▶ [Records shown]:
- - -
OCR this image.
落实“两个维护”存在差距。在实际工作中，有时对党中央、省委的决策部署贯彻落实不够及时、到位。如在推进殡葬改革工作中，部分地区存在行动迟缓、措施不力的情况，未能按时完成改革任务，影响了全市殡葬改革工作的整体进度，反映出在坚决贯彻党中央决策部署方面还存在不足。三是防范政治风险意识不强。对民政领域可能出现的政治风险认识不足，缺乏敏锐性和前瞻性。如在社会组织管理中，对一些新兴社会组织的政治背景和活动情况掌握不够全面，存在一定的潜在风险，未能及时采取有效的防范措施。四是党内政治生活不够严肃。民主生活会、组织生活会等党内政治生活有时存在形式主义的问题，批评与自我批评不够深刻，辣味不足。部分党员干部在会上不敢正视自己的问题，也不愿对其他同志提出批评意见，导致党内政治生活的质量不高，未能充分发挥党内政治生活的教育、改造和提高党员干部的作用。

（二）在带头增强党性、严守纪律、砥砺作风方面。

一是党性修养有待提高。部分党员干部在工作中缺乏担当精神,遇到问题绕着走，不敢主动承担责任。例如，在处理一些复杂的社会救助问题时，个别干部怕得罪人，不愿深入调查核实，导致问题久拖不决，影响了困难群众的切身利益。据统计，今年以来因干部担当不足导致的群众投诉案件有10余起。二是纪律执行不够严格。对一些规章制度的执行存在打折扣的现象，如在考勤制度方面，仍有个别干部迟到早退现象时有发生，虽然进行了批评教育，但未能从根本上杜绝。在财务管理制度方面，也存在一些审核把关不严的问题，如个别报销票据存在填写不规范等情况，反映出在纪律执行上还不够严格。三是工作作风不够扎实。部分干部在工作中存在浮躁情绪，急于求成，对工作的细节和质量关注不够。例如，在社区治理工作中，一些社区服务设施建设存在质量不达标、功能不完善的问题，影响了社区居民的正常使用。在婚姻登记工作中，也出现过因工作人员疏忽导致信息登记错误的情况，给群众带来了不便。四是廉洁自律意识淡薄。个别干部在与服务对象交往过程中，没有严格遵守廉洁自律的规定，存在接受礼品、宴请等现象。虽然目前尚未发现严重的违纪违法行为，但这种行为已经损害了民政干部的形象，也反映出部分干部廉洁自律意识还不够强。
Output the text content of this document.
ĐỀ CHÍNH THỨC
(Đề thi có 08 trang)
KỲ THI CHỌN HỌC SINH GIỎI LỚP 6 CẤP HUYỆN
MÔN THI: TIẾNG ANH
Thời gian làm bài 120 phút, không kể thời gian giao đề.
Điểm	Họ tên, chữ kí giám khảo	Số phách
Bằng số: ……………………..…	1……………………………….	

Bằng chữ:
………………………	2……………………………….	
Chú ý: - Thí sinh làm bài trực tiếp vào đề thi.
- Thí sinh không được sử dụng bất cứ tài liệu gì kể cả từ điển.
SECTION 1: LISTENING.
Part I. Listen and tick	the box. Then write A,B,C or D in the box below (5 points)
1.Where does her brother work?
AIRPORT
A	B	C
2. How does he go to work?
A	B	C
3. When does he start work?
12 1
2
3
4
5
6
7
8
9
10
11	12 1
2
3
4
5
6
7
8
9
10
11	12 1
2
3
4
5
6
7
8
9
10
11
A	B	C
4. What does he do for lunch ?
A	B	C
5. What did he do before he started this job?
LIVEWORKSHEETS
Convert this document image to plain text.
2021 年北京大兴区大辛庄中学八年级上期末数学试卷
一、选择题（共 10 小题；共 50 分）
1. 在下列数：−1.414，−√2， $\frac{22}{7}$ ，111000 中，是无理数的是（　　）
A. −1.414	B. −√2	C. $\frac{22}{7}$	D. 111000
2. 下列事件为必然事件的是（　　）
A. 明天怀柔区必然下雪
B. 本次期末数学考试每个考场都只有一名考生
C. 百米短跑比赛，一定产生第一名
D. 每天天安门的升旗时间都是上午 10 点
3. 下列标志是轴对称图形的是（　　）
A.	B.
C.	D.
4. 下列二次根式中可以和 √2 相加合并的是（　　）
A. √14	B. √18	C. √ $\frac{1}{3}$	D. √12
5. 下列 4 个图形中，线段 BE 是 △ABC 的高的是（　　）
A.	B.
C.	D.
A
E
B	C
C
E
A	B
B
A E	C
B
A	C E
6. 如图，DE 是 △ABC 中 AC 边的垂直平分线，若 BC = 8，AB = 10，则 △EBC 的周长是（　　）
- - -
▶ [What needs to be done]: Keep only the lines that hold the string "không", and copy them out.

▶ [Response]:
Thời gian làm bài 120 phút, không kể thời gian giao đề.
- Thí sinh không được sử dụng bất cứ tài liệu gì kể cả từ điển.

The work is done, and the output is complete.